─── SUPPLIED INFORMATION ───

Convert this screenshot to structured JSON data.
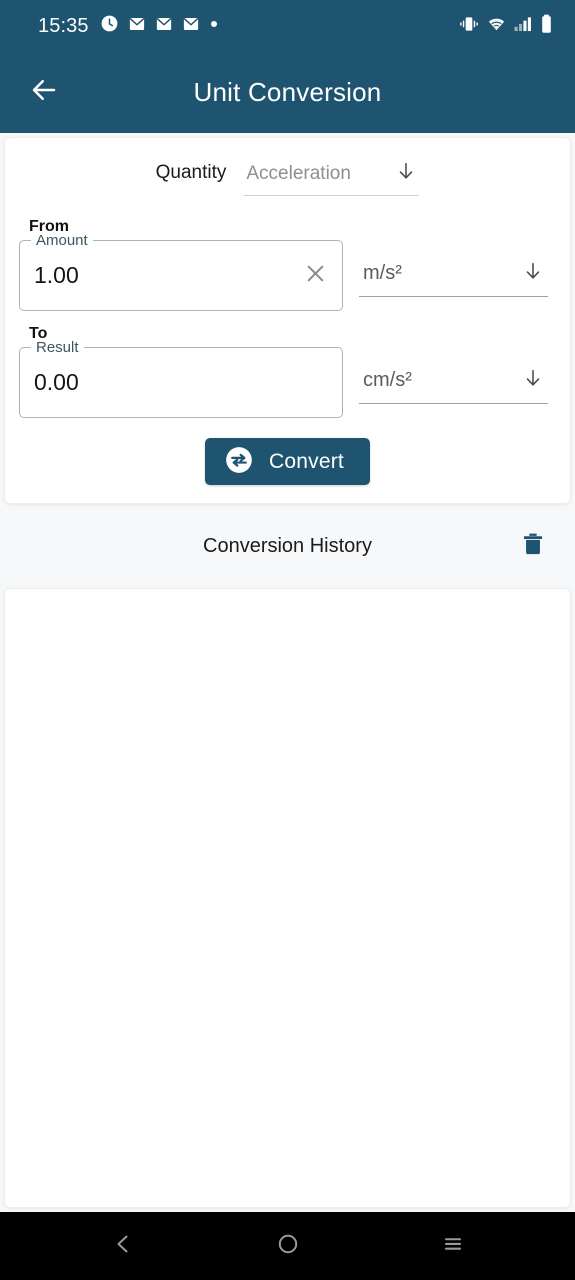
{
  "status_bar": {
    "time": "15:35",
    "left_icons": [
      "clock-icon",
      "mail-icon",
      "mail-icon",
      "mail-icon",
      "dot-icon"
    ],
    "right_icons": [
      "vibrate-icon",
      "wifi-icon",
      "cellular-signal-icon",
      "battery-icon"
    ]
  },
  "app_bar": {
    "back_icon": "arrow-left-icon",
    "title": "Unit Conversion"
  },
  "converter": {
    "quantity": {
      "label": "Quantity",
      "selected": "Acceleration",
      "dropdown_icon": "arrow-down-icon"
    },
    "from": {
      "section_label": "From",
      "field_label": "Amount",
      "value": "1.00",
      "clear_icon": "close-icon",
      "unit": "m/s²",
      "unit_dropdown_icon": "arrow-down-icon"
    },
    "to": {
      "section_label": "To",
      "field_label": "Result",
      "value": "0.00",
      "unit": "cm/s²",
      "unit_dropdown_icon": "arrow-down-icon"
    },
    "convert_button": {
      "label": "Convert",
      "icon": "swap-horizontal-icon"
    }
  },
  "history": {
    "title": "Conversion History",
    "clear_icon": "trash-icon",
    "entries": []
  },
  "nav_bar": {
    "back": "back-chevron-icon",
    "home": "home-circle-icon",
    "recents": "recent-apps-icon"
  },
  "colors": {
    "primary": "#1e5470",
    "page_background": "#f7f8f9",
    "card_background": "#ffffff",
    "nav_background": "#000000",
    "muted_text": "#8f8f8f"
  }
}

───

EXERCISE: Every record must be copied exactly, with the pictures left out.

ANSWER TO THE TASK:
Convert this screenshot to structured JSON data.
{
  "status_bar": {
    "time": "15:35",
    "left_icons": [
      "clock-icon",
      "mail-icon",
      "mail-icon",
      "mail-icon",
      "dot-icon"
    ],
    "right_icons": [
      "vibrate-icon",
      "wifi-icon",
      "cellular-signal-icon",
      "battery-icon"
    ]
  },
  "app_bar": {
    "back_icon": "arrow-left-icon",
    "title": "Unit Conversion"
  },
  "converter": {
    "quantity": {
      "label": "Quantity",
      "selected": "Acceleration",
      "dropdown_icon": "arrow-down-icon"
    },
    "from": {
      "section_label": "From",
      "field_label": "Amount",
      "value": "1.00",
      "clear_icon": "close-icon",
      "unit": "m/s²",
      "unit_dropdown_icon": "arrow-down-icon"
    },
    "to": {
      "section_label": "To",
      "field_label": "Result",
      "value": "0.00",
      "unit": "cm/s²",
      "unit_dropdown_icon": "arrow-down-icon"
    },
    "convert_button": {
      "label": "Convert",
      "icon": "swap-horizontal-icon"
    }
  },
  "history": {
    "title": "Conversion History",
    "clear_icon": "trash-icon",
    "entries": []
  },
  "nav_bar": {
    "back": "back-chevron-icon",
    "home": "home-circle-icon",
    "recents": "recent-apps-icon"
  },
  "colors": {
    "primary": "#1e5470",
    "page_background": "#f7f8f9",
    "card_background": "#ffffff",
    "nav_background": "#000000",
    "muted_text": "#8f8f8f"
  }
}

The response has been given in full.